■ Short problem
Below is some material; transcribe all of it exactly.

Extracted records
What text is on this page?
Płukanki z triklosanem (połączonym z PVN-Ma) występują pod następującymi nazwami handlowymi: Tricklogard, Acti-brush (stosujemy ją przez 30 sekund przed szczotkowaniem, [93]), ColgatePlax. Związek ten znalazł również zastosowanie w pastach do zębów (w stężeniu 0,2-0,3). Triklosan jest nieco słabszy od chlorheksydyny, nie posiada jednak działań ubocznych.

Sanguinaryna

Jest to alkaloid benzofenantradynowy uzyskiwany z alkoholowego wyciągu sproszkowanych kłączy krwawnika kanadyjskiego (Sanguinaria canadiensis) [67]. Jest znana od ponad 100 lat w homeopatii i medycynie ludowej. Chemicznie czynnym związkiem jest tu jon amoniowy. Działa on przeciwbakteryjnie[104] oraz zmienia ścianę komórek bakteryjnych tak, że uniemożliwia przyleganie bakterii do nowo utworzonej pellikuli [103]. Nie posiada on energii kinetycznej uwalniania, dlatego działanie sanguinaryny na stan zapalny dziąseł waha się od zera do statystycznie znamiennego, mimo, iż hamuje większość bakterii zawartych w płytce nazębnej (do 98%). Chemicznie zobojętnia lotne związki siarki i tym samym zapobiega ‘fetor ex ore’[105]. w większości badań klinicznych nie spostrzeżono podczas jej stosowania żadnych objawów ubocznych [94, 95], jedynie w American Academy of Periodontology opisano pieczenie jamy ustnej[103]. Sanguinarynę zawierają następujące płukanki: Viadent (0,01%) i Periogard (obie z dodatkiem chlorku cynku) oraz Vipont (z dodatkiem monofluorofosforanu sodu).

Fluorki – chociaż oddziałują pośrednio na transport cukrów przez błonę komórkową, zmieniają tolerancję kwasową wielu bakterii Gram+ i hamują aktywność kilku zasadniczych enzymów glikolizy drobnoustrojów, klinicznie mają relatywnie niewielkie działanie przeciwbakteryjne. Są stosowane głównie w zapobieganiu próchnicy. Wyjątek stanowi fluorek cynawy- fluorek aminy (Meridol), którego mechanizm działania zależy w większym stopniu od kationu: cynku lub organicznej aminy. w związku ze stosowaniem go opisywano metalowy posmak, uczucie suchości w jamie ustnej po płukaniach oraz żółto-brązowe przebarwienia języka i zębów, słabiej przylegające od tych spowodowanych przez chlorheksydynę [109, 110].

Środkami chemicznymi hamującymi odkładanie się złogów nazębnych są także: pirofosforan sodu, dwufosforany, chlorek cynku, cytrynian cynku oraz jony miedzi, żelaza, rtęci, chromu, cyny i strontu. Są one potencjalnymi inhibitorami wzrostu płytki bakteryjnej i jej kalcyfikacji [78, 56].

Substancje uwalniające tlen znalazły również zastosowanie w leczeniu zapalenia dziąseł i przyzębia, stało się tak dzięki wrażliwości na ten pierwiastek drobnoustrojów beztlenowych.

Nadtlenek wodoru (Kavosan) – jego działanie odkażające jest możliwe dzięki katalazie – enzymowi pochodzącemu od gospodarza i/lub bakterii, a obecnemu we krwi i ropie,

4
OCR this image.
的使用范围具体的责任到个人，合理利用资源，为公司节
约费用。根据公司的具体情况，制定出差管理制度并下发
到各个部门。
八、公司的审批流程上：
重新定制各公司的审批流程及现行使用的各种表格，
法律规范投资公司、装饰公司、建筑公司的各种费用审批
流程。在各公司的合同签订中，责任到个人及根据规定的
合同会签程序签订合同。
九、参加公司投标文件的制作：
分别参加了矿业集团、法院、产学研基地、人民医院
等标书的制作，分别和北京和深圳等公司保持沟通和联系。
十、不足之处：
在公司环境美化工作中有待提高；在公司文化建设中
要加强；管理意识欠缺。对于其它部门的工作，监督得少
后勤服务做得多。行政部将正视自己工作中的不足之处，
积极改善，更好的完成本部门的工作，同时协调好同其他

■ Task result
What text is on this page?
Płukanki z triklosanem (połączonym z PVN-Ma) występują pod następującymi nazwami handlowymi: Tricklogard, Acti-brush (stosujemy ją przez 30 sekund przed szczotkowaniem, [93]), ColgatePlax. Związek ten znalazł również zastosowanie w pastach do zębów (w stężeniu 0,2-0,3). Triklosan jest nieco słabszy od chlorheksydyny, nie posiada jednak działań ubocznych.

Sanguinaryna

Jest to alkaloid benzofenantradynowy uzyskiwany z alkoholowego wyciągu sproszkowanych kłączy krwawnika kanadyjskiego (Sanguinaria canadiensis) [67]. Jest znana od ponad 100 lat w homeopatii i medycynie ludowej. Chemicznie czynnym związkiem jest tu jon amoniowy. Działa on przeciwbakteryjnie[104] oraz zmienia ścianę komórek bakteryjnych tak, że uniemożliwia przyleganie bakterii do nowo utworzonej pellikuli [103]. Nie posiada on energii kinetycznej uwalniania, dlatego działanie sanguinaryny na stan zapalny dziąseł waha się od zera do statystycznie znamiennego, mimo, iż hamuje większość bakterii zawartych w płytce nazębnej (do 98%). Chemicznie zobojętnia lotne związki siarki i tym samym zapobiega ‘fetor ex ore’[105]. w większości badań klinicznych nie spostrzeżono podczas jej stosowania żadnych objawów ubocznych [94, 95], jedynie w American Academy of Periodontology opisano pieczenie jamy ustnej[103]. Sanguinarynę zawierają następujące płukanki: Viadent (0,01%) i Periogard (obie z dodatkiem chlorku cynku) oraz Vipont (z dodatkiem monofluorofosforanu sodu).

Fluorki – chociaż oddziałują pośrednio na transport cukrów przez błonę komórkową, zmieniają tolerancję kwasową wielu bakterii Gram+ i hamują aktywność kilku zasadniczych enzymów glikolizy drobnoustrojów, klinicznie mają relatywnie niewielkie działanie przeciwbakteryjne. Są stosowane głównie w zapobieganiu próchnicy. Wyjątek stanowi fluorek cynawy- fluorek aminy (Meridol), którego mechanizm działania zależy w większym stopniu od kationu: cynku lub organicznej aminy. w związku ze stosowaniem go opisywano metalowy posmak, uczucie suchości w jamie ustnej po płukaniach oraz żółto-brązowe przebarwienia języka i zębów, słabiej przylegające od tych spowodowanych przez chlorheksydynę [109, 110].

Środkami chemicznymi hamującymi odkładanie się złogów nazębnych są także: pirofosforan sodu, dwufosforany, chlorek cynku, cytrynian cynku oraz jony miedzi, żelaza, rtęci, chromu, cyny i strontu. Są one potencjalnymi inhibitorami wzrostu płytki bakteryjnej i jej kalcyfikacji [78, 56].

Substancje uwalniające tlen znalazły również zastosowanie w leczeniu zapalenia dziąseł i przyzębia, stało się tak dzięki wrażliwości na ten pierwiastek drobnoustrojów beztlenowych.

Nadtlenek wodoru (Kavosan) – jego działanie odkażające jest możliwe dzięki katalazie – enzymowi pochodzącemu od gospodarza i/lub bakterii, a obecnemu we krwi i ropie,

4
OCR this image.
的使用范围具体的责任到个人，合理利用资源，为公司节
约费用。根据公司的具体情况，制定出差管理制度并下发
到各个部门。
八、公司的审批流程上：
重新定制各公司的审批流程及现行使用的各种表格，
法律规范投资公司、装饰公司、建筑公司的各种费用审批
流程。在各公司的合同签订中，责任到个人及根据规定的
合同会签程序签订合同。
九、参加公司投标文件的制作：
分别参加了矿业集团、法院、产学研基地、人民医院
等标书的制作，分别和北京和深圳等公司保持沟通和联系。
十、不足之处：
在公司环境美化工作中有待提高；在公司文化建设中
要加强；管理意识欠缺。对于其它部门的工作，监督得少
后勤服务做得多。行政部将正视自己工作中的不足之处，
积极改善，更好的完成本部门的工作，同时协调好同其他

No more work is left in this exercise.